Qwen3-VL Embedding Cache A/B

How much does enabling the vLLM multimodal embedding cache improve repeated-image traffic on one GB200 worker?

View as Markdown

Two configurations run the same deploy.yaml on a single aggregated GB200 worker — the only delta is the DYN_MULTIMODAL_EMBEDDING_CACHE_GB environment variable (10 GB for cache ON, 0 for cache OFF). With an image pool of 200 across 1,000 requests, the first 200 requests see unique images and the remaining 800 hit images the engine has already encoded, so a cache hit skips the vision encoder on the prefill path. Enabling the cache delivers +16.4% output throughput and −27.7% average TTFT.

Exercise data:

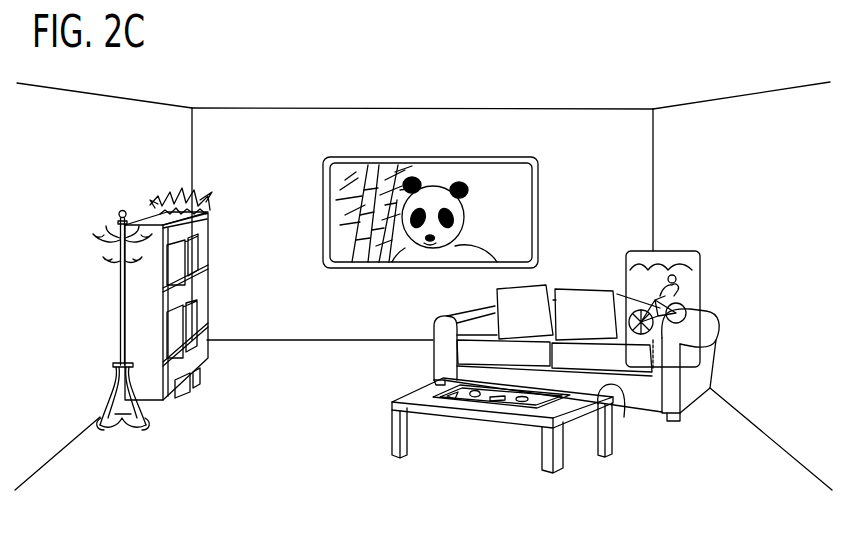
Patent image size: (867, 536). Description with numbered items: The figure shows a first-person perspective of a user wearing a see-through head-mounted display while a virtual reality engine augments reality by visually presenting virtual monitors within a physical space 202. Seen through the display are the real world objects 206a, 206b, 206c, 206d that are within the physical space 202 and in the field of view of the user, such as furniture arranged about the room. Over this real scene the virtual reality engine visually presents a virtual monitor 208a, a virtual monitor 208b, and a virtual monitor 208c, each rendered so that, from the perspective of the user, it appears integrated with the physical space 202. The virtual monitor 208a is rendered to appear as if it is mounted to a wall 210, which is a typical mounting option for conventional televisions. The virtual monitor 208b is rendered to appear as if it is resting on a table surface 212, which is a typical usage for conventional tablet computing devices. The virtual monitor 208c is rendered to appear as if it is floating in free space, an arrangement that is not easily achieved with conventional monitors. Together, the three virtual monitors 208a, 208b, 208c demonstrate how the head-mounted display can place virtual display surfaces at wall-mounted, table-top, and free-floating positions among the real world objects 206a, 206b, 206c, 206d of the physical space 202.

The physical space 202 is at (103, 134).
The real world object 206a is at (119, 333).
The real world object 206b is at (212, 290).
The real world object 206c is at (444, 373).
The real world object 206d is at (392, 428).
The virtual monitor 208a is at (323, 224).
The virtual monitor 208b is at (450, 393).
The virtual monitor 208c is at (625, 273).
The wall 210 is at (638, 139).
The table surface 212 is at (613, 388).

...

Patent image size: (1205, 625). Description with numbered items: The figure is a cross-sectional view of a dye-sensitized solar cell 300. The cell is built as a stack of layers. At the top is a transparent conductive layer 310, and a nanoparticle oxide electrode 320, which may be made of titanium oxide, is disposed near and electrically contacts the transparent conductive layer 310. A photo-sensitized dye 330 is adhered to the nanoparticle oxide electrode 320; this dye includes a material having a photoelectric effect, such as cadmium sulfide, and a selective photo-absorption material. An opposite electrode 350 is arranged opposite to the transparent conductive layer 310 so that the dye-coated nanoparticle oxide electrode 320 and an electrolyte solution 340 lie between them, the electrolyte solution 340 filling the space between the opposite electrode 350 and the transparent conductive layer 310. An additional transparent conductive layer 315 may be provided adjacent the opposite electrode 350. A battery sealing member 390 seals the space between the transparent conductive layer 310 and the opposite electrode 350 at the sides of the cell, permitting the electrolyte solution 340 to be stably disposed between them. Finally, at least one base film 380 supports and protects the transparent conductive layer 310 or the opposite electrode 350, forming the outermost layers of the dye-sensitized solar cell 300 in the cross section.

Tasks and exercises:
- A) Answer these questions from the embedding cache page:
(i) Which environment variable is the only difference between the two configurations?
(ii) How many of the 1,000 requests see unique images?
(iii) By what percentage does enabling the cache raise output throughput?
- B) Rewrite the lines of the entries starting at the line containing "Patent image size: (867, 536)." and ending at the line containing "The physical space 202 is at (103, 134).", replacing "see-through" with "transparent" and leaving everything else unchanged.
The text and the entries are unrelated to each other.

Responses to the tasks:
- A)
(i) DYN_MULTIMODAL_EMBEDDING_CACHE_GB
(ii) 200
(iii) +16.4%

- B)
Patent image size: (867, 536). Description with numbered items: The figure shows a first-person perspective of a user wearing a transparent head-mounted display while a virtual reality engine augments reality by visually presenting virtual monitors within a physical space 202. Seen through the display are the real world objects 206a, 206b, 206c, 206d that are within the physical space 202 and in the field of view of the user, such as furniture arranged about the room. Over this real scene the virtual reality engine visually presents a virtual monitor 208a, a virtual monitor 208b, and a virtual monitor 208c, each rendered so that, from the perspective of the user, it appears integrated with the physical space 202. The virtual monitor 208a is rendered to appear as if it is mounted to a wall 210, which is a typical mounting option for conventional televisions. The virtual monitor 208b is rendered to appear as if it is resting on a table surface 212, which is a typical usage for conventional tablet computing devices. The virtual monitor 208c is rendered to appear as if it is floating in free space, an arrangement that is not easily achieved with conventional monitors. Together, the three virtual monitors 208a, 208b, 208c demonstrate how the head-mounted display can place virtual display surfaces at wall-mounted, table-top, and free-floating positions among the real world objects 206a, 206b, 206c, 206d of the physical space 202.

The physical space 202 is at (103, 134).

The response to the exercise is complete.